◆ The task ◆
Below is a block of records. Copy every line in it that contains the word "title".

◆ Supplied data ◆
- - - - -

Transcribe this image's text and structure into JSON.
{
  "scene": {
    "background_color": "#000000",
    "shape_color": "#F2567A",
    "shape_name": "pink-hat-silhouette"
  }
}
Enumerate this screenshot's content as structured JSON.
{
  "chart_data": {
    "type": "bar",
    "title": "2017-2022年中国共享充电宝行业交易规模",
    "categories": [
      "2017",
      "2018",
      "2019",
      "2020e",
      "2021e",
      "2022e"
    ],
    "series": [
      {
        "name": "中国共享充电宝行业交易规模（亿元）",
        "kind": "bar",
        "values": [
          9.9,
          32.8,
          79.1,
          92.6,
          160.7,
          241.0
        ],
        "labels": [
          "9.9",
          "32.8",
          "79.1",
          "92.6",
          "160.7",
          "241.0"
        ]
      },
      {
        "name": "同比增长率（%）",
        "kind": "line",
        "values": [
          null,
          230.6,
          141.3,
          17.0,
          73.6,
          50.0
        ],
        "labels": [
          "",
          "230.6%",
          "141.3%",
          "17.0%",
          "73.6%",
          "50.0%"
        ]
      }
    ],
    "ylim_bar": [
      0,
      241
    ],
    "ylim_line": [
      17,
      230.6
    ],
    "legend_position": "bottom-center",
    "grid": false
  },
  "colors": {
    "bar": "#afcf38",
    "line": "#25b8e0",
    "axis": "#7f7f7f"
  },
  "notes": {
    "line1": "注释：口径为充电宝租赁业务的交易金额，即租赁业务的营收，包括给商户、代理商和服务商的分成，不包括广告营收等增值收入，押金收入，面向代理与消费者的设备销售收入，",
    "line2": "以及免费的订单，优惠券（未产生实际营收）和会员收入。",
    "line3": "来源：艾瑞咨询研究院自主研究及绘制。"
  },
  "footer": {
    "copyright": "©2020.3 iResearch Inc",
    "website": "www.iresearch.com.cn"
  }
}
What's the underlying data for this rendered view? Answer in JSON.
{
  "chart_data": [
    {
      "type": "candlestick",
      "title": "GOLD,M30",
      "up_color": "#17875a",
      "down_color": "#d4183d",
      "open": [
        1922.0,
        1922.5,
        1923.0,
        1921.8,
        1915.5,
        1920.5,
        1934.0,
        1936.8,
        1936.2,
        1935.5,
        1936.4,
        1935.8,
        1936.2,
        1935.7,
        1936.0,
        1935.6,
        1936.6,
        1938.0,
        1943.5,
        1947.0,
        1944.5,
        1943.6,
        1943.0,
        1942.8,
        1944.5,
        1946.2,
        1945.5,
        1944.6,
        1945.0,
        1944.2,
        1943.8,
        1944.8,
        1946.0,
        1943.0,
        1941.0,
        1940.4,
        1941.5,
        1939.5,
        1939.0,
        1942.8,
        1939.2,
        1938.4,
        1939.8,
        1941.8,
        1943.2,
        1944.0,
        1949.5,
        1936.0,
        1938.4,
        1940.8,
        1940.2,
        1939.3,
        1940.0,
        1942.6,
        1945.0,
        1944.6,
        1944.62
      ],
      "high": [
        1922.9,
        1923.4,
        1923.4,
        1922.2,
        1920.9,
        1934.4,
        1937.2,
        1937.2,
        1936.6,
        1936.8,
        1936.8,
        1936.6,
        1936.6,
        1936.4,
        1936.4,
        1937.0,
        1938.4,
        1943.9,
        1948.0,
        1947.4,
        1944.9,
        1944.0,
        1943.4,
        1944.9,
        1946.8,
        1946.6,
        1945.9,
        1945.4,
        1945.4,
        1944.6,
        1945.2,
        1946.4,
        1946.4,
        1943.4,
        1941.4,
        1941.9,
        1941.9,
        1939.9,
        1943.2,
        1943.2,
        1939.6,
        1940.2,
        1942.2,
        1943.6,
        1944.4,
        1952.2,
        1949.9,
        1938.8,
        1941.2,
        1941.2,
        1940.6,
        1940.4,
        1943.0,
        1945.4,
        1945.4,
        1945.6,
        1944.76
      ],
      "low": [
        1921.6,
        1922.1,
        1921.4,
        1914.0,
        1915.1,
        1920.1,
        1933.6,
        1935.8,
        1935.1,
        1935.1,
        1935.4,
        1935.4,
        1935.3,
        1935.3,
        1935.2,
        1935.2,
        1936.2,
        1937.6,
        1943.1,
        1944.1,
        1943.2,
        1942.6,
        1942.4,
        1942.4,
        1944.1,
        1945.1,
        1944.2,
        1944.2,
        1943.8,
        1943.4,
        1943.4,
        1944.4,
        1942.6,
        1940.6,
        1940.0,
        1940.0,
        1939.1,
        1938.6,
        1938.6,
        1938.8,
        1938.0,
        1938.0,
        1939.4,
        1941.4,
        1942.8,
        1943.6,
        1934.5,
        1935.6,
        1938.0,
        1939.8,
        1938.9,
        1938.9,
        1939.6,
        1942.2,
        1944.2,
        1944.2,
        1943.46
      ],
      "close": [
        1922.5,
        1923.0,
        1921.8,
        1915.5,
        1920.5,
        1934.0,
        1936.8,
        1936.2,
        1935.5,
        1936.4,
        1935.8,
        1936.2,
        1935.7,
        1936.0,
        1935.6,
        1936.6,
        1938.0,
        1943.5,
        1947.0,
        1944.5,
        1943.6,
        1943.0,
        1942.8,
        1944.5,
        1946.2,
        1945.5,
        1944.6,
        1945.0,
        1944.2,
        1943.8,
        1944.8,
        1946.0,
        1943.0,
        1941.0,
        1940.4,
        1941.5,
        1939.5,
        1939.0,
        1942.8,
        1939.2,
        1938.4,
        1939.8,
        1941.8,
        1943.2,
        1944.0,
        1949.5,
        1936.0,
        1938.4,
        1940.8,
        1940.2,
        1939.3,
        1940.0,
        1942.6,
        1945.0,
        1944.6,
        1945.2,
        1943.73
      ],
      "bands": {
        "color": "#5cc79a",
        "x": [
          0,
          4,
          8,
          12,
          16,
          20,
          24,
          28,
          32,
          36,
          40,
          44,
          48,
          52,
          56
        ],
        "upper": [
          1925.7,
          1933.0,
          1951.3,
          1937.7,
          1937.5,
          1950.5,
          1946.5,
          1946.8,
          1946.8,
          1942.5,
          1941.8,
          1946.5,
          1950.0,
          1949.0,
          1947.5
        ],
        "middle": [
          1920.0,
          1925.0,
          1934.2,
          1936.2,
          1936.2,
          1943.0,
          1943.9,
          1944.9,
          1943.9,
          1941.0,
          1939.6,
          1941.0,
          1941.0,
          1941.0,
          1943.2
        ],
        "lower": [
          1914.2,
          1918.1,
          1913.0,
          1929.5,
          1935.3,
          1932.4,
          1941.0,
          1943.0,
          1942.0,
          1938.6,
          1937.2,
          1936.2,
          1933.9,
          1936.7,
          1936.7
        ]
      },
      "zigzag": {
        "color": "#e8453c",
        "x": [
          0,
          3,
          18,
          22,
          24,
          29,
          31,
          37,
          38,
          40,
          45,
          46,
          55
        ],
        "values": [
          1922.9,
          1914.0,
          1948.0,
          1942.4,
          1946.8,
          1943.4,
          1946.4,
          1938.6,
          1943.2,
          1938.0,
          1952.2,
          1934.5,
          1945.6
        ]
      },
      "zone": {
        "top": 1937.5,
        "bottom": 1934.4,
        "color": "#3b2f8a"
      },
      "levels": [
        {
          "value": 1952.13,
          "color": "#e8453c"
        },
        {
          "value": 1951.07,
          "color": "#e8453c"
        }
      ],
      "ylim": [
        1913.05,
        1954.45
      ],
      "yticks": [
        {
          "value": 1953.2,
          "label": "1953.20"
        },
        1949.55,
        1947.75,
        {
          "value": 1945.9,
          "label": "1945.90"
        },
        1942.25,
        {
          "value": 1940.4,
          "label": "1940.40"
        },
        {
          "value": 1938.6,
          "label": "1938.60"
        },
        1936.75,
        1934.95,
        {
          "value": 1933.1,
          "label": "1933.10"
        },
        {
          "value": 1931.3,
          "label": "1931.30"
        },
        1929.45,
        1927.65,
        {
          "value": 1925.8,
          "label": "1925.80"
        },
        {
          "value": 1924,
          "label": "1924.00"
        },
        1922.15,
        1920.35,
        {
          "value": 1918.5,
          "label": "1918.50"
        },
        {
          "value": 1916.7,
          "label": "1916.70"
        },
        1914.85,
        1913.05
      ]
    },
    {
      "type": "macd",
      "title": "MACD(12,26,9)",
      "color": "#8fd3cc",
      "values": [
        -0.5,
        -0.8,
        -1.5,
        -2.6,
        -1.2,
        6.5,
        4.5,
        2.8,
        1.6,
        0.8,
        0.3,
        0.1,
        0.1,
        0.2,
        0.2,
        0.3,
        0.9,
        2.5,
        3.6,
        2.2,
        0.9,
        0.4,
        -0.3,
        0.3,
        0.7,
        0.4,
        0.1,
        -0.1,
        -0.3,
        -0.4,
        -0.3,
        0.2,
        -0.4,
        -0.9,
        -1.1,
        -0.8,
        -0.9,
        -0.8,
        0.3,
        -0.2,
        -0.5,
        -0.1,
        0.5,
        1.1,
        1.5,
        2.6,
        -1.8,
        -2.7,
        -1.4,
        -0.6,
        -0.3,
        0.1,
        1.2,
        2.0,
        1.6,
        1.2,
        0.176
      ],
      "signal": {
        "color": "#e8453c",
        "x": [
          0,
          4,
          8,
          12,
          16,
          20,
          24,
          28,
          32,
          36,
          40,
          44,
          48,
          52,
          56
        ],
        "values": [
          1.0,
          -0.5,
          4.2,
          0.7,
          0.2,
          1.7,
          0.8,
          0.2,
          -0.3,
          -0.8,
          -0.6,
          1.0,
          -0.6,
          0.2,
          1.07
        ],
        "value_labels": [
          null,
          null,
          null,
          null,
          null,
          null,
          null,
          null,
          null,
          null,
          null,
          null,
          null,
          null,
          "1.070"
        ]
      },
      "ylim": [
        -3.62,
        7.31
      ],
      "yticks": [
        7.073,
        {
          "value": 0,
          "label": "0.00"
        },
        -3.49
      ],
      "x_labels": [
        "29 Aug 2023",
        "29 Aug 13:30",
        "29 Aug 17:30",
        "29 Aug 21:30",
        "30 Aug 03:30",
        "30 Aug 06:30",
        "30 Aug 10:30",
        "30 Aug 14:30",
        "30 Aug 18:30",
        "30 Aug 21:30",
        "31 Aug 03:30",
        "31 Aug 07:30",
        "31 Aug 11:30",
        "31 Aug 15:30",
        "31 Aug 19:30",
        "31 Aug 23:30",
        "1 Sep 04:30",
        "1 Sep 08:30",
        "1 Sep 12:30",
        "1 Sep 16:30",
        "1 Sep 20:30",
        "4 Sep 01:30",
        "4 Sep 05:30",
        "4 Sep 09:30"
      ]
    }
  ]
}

- - - - -

◆ Output for this exercise ◆
    "title": "2017-2022年中国共享充电宝行业交易规模",
      "title": "GOLD,M30",
      "title": "MACD(12,26,9)",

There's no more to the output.